- **Dataset records**
┄┄┄┄┄┄

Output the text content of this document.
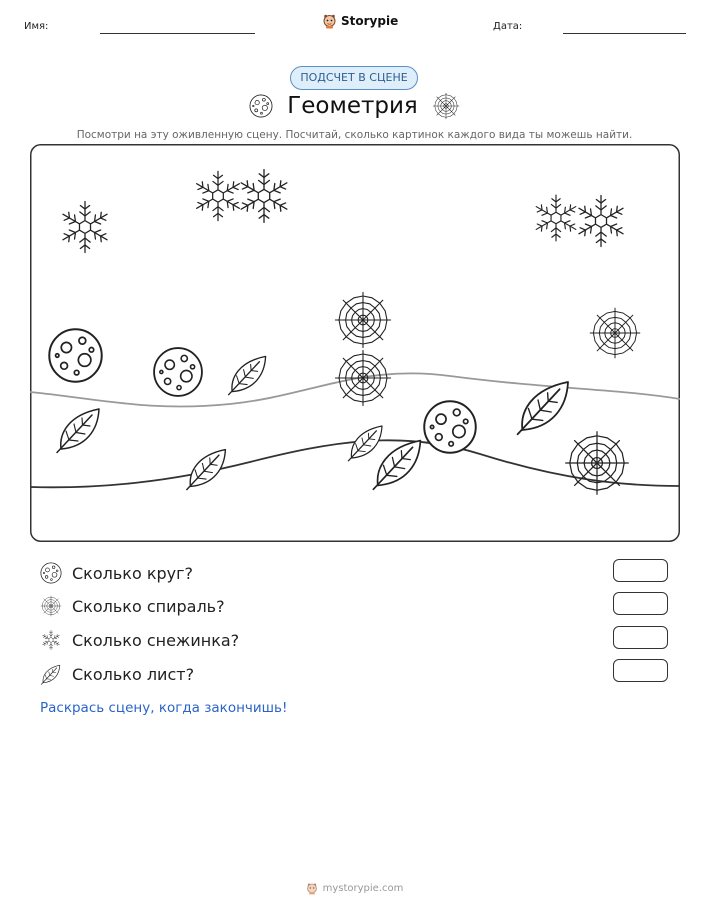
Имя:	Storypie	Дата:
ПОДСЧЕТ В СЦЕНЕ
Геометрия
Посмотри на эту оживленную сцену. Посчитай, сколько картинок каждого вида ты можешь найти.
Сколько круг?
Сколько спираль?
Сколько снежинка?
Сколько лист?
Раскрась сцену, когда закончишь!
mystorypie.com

┄┄┄┄┄┄

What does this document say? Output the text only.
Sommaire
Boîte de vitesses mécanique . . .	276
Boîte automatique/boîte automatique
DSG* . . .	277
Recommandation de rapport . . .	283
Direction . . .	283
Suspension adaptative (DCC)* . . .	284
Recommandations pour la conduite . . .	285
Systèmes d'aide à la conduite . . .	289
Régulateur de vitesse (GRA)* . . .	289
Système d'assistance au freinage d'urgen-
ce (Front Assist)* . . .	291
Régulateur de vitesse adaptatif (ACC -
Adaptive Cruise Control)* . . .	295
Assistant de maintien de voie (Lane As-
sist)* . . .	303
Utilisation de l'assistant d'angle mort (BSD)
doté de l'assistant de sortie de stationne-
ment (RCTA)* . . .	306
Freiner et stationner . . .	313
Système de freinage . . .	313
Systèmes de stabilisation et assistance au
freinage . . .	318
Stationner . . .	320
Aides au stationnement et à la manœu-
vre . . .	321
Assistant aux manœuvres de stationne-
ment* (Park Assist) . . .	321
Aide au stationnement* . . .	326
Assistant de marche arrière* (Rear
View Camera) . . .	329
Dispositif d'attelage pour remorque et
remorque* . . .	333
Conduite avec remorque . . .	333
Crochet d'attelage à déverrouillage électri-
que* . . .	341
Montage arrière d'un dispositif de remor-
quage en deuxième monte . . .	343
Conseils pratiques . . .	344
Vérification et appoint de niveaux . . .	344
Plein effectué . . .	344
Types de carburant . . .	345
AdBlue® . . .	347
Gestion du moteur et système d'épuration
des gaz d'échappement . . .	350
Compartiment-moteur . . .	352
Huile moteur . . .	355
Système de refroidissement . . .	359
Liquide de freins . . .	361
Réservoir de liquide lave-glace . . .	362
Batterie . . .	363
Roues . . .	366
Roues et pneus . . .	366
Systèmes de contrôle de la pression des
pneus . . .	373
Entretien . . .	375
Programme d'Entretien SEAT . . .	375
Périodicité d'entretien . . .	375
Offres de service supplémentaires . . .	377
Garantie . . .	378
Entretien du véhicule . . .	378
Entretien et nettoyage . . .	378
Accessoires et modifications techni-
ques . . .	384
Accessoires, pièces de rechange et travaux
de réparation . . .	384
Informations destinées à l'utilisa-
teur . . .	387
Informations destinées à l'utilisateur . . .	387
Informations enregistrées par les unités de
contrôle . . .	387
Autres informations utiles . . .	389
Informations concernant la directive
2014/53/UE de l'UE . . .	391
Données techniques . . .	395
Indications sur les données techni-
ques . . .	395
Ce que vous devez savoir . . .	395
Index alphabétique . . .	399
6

┄┄┄┄┄┄

Count the lines in the entries above that include the string "freinage", then give only that figure.

3